Stated problem
Identify the lines in the data below that contain "content" and give only how many there are.

Dataset entries
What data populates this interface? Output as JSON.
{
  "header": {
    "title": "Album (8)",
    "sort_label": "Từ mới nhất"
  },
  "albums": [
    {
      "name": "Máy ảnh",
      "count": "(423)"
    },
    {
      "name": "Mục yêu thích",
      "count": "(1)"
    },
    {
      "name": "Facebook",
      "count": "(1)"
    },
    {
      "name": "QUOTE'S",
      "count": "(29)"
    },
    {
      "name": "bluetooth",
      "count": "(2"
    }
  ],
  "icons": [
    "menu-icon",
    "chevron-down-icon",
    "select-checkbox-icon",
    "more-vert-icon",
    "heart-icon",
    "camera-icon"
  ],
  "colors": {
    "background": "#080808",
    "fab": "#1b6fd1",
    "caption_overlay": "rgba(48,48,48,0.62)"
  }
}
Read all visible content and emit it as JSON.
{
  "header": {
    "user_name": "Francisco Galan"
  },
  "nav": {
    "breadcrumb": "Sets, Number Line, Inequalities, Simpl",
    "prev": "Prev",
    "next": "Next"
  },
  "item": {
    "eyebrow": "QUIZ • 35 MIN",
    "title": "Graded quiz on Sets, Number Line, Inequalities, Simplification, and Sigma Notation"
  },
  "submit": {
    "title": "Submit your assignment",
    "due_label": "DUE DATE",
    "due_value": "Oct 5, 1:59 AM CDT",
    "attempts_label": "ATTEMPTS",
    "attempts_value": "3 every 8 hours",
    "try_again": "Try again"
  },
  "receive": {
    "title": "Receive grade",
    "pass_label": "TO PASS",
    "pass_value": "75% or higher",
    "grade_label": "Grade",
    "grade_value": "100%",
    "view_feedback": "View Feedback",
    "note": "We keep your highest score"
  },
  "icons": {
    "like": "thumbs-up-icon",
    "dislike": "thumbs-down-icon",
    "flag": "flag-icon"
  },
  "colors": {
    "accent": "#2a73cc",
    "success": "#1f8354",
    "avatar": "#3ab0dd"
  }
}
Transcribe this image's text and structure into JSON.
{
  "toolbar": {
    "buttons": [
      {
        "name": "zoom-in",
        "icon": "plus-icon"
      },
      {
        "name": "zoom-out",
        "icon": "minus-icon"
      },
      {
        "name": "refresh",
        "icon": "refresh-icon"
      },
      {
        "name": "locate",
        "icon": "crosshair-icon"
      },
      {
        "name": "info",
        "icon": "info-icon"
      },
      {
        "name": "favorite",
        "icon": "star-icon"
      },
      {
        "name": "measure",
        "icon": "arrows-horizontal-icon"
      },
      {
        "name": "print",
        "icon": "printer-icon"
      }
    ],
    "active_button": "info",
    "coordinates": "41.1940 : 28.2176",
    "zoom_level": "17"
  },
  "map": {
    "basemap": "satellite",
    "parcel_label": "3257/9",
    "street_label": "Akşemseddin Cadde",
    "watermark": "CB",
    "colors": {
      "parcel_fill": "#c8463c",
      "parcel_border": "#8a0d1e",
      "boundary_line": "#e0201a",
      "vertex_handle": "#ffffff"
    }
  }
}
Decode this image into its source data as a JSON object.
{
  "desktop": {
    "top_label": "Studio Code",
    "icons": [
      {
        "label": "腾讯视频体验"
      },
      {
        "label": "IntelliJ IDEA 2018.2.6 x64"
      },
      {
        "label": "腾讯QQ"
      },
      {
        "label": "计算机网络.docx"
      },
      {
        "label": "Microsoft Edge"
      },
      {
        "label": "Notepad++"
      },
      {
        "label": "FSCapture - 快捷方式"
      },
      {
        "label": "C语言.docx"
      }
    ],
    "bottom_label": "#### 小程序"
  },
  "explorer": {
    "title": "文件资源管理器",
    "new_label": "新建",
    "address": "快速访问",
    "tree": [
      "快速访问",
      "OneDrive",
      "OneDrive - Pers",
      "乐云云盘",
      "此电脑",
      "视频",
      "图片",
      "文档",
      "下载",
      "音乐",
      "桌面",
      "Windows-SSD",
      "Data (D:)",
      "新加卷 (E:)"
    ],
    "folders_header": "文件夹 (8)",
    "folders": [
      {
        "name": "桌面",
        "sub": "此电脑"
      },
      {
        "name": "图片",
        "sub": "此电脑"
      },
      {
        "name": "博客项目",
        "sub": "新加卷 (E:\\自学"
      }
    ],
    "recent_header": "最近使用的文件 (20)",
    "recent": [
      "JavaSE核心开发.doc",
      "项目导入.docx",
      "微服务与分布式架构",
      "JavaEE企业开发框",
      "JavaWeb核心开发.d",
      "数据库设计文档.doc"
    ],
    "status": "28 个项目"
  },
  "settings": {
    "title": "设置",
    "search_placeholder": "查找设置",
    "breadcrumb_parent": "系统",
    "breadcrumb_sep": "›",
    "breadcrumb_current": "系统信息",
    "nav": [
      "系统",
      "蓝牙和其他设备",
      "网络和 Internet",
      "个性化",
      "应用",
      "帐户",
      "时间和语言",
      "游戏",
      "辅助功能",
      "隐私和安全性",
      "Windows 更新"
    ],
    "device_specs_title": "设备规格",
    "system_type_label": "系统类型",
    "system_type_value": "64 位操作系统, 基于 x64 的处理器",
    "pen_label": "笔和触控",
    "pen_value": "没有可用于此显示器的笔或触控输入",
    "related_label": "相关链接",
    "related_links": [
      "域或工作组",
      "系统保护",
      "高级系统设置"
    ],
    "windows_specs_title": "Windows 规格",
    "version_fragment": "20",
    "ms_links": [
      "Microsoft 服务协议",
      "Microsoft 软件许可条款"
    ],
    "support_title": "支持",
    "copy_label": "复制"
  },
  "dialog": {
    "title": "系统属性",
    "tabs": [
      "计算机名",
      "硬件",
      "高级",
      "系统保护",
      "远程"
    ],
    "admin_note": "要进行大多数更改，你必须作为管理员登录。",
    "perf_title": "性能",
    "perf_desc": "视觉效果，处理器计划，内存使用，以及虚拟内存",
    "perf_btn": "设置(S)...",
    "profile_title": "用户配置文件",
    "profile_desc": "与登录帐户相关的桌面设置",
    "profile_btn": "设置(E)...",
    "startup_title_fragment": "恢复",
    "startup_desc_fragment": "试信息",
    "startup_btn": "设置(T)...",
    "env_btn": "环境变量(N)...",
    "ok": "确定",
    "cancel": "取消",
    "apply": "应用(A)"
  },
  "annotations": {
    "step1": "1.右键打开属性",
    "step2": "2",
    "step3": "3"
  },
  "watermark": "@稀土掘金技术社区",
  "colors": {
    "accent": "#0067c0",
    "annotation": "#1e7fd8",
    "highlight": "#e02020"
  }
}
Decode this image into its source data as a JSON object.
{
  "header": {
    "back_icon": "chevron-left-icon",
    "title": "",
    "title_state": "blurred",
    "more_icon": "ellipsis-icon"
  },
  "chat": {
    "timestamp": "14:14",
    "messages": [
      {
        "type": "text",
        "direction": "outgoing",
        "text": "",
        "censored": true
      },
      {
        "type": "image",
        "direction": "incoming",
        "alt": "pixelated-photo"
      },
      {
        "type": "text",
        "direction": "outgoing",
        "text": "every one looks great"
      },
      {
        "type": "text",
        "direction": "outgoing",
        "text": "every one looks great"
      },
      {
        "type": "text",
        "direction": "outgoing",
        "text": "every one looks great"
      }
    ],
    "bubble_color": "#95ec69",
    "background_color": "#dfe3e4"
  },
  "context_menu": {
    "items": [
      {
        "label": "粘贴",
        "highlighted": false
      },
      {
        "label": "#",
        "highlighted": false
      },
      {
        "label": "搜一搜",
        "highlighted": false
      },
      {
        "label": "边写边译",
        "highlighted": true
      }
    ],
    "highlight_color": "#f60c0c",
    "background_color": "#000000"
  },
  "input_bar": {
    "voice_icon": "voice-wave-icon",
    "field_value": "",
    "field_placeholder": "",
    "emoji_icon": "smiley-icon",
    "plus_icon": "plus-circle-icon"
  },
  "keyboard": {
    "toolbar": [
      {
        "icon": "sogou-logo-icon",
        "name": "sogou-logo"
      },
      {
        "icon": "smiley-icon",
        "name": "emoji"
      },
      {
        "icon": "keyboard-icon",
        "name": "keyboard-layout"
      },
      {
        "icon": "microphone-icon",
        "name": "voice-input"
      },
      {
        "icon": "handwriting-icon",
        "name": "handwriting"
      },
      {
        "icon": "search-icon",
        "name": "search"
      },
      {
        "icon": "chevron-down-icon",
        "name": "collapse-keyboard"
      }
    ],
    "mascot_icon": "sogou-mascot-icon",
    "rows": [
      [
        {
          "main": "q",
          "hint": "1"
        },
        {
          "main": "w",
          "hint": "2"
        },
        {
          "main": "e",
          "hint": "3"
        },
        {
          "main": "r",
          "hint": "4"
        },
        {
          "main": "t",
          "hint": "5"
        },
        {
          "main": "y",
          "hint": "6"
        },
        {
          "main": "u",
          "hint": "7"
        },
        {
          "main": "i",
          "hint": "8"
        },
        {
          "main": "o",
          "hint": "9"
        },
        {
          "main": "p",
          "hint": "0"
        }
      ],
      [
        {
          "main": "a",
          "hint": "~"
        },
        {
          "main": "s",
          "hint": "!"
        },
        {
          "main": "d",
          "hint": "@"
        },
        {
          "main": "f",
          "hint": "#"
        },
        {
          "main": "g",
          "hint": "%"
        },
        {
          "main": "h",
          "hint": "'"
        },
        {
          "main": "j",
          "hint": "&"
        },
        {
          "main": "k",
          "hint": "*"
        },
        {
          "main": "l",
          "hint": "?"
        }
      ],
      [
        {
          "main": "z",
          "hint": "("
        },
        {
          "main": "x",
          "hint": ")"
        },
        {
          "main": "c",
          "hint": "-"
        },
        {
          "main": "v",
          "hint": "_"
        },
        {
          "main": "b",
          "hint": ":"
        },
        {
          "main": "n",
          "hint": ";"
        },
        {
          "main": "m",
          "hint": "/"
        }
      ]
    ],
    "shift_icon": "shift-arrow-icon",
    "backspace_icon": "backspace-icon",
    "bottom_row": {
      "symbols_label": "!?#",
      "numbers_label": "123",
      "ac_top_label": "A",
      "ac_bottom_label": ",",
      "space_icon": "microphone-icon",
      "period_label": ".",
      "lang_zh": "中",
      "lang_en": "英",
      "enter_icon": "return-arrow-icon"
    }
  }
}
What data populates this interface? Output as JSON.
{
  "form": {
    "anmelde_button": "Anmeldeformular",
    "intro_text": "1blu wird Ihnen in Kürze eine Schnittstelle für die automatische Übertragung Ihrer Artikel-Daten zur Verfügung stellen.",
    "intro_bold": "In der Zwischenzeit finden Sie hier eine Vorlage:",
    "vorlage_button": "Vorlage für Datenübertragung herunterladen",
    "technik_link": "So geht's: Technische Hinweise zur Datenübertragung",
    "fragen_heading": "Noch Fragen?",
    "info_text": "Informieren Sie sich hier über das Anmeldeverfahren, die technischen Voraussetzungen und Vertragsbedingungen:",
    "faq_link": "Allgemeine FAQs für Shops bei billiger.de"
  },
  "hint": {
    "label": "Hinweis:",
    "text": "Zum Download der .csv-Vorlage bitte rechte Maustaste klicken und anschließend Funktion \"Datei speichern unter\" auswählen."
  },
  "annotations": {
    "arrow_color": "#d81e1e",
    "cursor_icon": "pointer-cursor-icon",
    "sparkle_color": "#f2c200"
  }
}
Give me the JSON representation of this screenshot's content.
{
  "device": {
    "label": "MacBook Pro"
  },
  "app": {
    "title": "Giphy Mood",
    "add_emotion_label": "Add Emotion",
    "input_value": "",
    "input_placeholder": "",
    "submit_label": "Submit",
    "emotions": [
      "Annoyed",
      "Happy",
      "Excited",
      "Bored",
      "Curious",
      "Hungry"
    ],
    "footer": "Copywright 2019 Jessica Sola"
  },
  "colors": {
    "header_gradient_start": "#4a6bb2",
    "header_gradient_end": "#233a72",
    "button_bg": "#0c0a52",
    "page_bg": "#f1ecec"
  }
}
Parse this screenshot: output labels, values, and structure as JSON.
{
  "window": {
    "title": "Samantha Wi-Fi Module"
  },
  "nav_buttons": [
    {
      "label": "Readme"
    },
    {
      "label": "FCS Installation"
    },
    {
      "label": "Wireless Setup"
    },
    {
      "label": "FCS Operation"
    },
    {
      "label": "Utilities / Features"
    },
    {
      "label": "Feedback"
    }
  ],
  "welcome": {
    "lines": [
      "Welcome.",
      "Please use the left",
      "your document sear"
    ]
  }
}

Exercise answer
2